-- Begin --

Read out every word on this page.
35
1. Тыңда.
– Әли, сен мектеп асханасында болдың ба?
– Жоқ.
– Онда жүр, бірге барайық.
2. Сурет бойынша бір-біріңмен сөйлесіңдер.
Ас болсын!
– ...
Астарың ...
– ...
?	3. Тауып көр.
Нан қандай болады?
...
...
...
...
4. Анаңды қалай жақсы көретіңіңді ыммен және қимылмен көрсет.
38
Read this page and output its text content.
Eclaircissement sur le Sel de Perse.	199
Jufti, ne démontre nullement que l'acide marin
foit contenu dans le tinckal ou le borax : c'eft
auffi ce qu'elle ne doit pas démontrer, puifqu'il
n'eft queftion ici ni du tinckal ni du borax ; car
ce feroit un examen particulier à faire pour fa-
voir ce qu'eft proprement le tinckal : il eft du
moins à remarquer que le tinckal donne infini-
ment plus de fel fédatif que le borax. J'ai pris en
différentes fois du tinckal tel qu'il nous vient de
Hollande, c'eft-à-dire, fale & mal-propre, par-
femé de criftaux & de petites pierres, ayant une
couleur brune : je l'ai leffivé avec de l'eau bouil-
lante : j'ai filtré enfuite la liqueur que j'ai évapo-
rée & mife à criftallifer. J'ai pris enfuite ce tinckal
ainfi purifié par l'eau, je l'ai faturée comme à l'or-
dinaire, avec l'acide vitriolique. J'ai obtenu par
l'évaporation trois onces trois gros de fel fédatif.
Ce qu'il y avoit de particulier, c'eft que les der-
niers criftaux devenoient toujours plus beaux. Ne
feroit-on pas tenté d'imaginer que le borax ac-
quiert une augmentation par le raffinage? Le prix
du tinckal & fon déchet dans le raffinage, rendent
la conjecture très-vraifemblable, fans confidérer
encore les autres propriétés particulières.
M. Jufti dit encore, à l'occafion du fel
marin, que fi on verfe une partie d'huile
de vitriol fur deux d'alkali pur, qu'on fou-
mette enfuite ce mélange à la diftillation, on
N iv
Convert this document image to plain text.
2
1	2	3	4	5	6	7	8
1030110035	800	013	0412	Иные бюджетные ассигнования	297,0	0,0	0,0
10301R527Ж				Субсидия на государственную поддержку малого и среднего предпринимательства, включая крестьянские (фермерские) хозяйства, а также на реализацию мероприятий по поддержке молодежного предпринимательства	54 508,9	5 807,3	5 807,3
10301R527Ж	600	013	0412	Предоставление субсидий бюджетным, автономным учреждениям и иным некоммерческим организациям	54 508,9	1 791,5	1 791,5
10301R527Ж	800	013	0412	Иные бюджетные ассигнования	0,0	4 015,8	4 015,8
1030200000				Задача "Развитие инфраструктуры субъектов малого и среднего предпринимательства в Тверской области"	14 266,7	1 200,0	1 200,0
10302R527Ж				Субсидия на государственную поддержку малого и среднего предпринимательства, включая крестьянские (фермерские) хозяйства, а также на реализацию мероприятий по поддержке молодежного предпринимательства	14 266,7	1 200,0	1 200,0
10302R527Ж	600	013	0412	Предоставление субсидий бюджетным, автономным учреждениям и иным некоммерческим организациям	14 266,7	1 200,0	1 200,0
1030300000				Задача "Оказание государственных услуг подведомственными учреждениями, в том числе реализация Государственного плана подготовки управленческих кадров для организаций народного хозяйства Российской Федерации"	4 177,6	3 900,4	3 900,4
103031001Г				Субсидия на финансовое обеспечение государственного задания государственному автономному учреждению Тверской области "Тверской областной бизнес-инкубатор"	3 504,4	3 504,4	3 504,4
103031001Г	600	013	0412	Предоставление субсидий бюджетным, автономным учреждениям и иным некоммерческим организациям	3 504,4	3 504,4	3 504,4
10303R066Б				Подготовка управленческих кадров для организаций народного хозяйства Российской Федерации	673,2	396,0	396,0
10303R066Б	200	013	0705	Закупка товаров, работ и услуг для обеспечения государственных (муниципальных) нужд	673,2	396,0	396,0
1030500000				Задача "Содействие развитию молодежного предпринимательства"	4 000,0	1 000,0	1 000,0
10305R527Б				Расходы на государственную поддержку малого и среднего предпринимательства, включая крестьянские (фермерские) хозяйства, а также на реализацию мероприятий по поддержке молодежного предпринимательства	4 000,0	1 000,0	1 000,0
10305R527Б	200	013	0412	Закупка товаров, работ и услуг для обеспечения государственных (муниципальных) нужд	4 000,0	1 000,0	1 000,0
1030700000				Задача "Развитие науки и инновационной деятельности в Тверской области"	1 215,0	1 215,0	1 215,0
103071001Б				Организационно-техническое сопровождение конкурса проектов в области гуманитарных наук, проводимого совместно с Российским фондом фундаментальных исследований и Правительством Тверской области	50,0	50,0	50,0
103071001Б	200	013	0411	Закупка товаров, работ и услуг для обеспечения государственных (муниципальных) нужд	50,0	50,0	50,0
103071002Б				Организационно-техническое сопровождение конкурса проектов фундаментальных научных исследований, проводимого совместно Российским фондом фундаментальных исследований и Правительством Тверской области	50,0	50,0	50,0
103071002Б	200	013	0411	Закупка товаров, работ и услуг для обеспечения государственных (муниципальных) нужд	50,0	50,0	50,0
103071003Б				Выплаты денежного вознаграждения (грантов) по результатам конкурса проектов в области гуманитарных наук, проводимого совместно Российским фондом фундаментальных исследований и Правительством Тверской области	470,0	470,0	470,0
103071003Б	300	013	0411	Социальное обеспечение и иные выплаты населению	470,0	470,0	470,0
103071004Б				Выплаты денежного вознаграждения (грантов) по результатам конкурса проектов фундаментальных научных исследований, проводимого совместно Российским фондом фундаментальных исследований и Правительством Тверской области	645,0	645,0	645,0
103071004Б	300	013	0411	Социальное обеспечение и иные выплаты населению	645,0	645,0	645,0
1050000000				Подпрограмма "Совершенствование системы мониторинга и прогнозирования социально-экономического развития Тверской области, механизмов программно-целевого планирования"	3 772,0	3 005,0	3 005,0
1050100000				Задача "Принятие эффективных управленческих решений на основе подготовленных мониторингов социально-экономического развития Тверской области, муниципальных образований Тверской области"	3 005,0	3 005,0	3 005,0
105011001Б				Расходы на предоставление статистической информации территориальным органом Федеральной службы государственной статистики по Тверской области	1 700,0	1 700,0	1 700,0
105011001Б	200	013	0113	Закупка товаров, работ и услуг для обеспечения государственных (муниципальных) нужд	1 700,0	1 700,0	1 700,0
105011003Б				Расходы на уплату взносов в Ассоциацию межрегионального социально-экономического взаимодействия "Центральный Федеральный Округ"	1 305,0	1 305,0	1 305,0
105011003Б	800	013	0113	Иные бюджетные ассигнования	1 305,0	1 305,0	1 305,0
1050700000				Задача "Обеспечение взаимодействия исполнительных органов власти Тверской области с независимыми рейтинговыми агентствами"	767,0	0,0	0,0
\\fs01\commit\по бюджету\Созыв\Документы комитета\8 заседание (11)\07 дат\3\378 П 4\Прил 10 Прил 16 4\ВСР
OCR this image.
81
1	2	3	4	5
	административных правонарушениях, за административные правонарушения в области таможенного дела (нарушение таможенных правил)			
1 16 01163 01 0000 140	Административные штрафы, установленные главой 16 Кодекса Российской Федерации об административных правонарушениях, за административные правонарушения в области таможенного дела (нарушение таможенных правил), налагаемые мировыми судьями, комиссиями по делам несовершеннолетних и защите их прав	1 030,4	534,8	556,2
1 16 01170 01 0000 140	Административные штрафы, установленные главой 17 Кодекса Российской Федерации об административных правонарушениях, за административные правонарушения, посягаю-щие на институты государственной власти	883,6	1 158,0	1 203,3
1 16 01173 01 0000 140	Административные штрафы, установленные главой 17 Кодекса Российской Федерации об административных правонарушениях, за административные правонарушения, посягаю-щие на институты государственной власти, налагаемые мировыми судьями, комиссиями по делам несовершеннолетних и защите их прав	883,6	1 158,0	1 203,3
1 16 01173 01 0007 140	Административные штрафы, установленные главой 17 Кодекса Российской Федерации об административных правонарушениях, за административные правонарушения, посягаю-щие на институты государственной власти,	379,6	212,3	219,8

-- End --

## Exercise aim
Show each line of the listing that holds the string "хозяйства".

## Result of the task
10301R527Ж				Субсидия на государственную поддержку малого и среднего предпринимательства, включая крестьянские (фермерские) хозяйства, а также на реализацию мероприятий по поддержке молодежного предпринимательства	54 508,9	5 807,3	5 807,3
10302R527Ж				Субсидия на государственную поддержку малого и среднего предпринимательства, включая крестьянские (фермерские) хозяйства, а также на реализацию мероприятий по поддержке молодежного предпринимательства	14 266,7	1 200,0	1 200,0
1030300000				Задача "Оказание государственных услуг подведомственными учреждениями, в том числе реализация Государственного плана подготовки управленческих кадров для организаций народного хозяйства Российской Федерации"	4 177,6	3 900,4	3 900,4
10303R066Б				Подготовка управленческих кадров для организаций народного хозяйства Российской Федерации	673,2	396,0	396,0
10305R527Б				Расходы на государственную поддержку малого и среднего предпринимательства, включая крестьянские (фермерские) хозяйства, а также на реализацию мероприятий по поддержке молодежного предпринимательства	4 000,0	1 000,0	1 000,0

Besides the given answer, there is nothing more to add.